> **Requirements**: Print every line of the listing exactly, please.

BEGIN Provided information

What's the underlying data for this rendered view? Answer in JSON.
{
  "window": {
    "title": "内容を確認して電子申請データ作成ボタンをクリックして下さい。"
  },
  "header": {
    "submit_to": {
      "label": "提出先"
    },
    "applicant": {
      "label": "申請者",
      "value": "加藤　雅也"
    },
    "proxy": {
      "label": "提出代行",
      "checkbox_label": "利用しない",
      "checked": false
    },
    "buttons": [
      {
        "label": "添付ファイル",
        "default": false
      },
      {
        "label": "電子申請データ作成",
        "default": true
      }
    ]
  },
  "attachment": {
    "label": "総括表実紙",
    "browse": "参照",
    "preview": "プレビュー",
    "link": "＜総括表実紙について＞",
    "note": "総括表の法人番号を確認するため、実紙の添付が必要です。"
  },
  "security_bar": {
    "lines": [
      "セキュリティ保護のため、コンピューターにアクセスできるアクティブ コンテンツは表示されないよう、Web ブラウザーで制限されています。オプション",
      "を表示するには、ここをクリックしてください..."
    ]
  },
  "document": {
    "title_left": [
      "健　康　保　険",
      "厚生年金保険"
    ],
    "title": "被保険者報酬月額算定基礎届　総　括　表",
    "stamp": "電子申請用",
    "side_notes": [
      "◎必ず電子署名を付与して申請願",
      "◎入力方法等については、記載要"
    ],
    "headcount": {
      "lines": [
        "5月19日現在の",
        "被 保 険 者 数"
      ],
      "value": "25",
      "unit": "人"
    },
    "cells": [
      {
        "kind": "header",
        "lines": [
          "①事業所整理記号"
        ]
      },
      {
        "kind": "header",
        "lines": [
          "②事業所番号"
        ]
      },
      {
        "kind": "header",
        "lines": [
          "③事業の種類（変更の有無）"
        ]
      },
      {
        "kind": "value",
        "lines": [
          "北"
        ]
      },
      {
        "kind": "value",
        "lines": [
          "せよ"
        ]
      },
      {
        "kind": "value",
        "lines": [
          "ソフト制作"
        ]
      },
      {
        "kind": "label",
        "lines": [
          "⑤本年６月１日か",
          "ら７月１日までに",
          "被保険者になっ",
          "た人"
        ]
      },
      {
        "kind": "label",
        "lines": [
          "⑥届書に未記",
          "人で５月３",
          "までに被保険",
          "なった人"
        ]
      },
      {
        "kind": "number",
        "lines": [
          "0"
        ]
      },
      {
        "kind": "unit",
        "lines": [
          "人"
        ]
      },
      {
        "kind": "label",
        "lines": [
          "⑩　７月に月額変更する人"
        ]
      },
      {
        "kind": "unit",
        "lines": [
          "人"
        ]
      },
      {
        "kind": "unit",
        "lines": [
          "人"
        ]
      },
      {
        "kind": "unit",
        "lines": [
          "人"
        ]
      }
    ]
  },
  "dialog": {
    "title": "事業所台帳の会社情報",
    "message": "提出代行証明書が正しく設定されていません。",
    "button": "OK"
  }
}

END Provided information

> **Response below**:
What's the underlying data for this rendered view? Answer in JSON.
{
  "window": {
    "title": "内容を確認して電子申請データ作成ボタンをクリックして下さい。"
  },
  "header": {
    "submit_to": {
      "label": "提出先"
    },
    "applicant": {
      "label": "申請者",
      "value": "加藤　雅也"
    },
    "proxy": {
      "label": "提出代行",
      "checkbox_label": "利用しない",
      "checked": false
    },
    "buttons": [
      {
        "label": "添付ファイル",
        "default": false
      },
      {
        "label": "電子申請データ作成",
        "default": true
      }
    ]
  },
  "attachment": {
    "label": "総括表実紙",
    "browse": "参照",
    "preview": "プレビュー",
    "link": "＜総括表実紙について＞",
    "note": "総括表の法人番号を確認するため、実紙の添付が必要です。"
  },
  "security_bar": {
    "lines": [
      "セキュリティ保護のため、コンピューターにアクセスできるアクティブ コンテンツは表示されないよう、Web ブラウザーで制限されています。オプション",
      "を表示するには、ここをクリックしてください..."
    ]
  },
  "document": {
    "title_left": [
      "健　康　保　険",
      "厚生年金保険"
    ],
    "title": "被保険者報酬月額算定基礎届　総　括　表",
    "stamp": "電子申請用",
    "side_notes": [
      "◎必ず電子署名を付与して申請願",
      "◎入力方法等については、記載要"
    ],
    "headcount": {
      "lines": [
        "5月19日現在の",
        "被 保 険 者 数"
      ],
      "value": "25",
      "unit": "人"
    },
    "cells": [
      {
        "kind": "header",
        "lines": [
          "①事業所整理記号"
        ]
      },
      {
        "kind": "header",
        "lines": [
          "②事業所番号"
        ]
      },
      {
        "kind": "header",
        "lines": [
          "③事業の種類（変更の有無）"
        ]
      },
      {
        "kind": "value",
        "lines": [
          "北"
        ]
      },
      {
        "kind": "value",
        "lines": [
          "せよ"
        ]
      },
      {
        "kind": "value",
        "lines": [
          "ソフト制作"
        ]
      },
      {
        "kind": "label",
        "lines": [
          "⑤本年６月１日か",
          "ら７月１日までに",
          "被保険者になっ",
          "た人"
        ]
      },
      {
        "kind": "label",
        "lines": [
          "⑥届書に未記",
          "人で５月３",
          "までに被保険",
          "なった人"
        ]
      },
      {
        "kind": "number",
        "lines": [
          "0"
        ]
      },
      {
        "kind": "unit",
        "lines": [
          "人"
        ]
      },
      {
        "kind": "label",
        "lines": [
          "⑩　７月に月額変更する人"
        ]
      },
      {
        "kind": "unit",
        "lines": [
          "人"
        ]
      },
      {
        "kind": "unit",
        "lines": [
          "人"
        ]
      },
      {
        "kind": "unit",
        "lines": [
          "人"
        ]
      }
    ]
  },
  "dialog": {
    "title": "事業所台帳の会社情報",
    "message": "提出代行証明書が正しく設定されていません。",
    "button": "OK"
  }
}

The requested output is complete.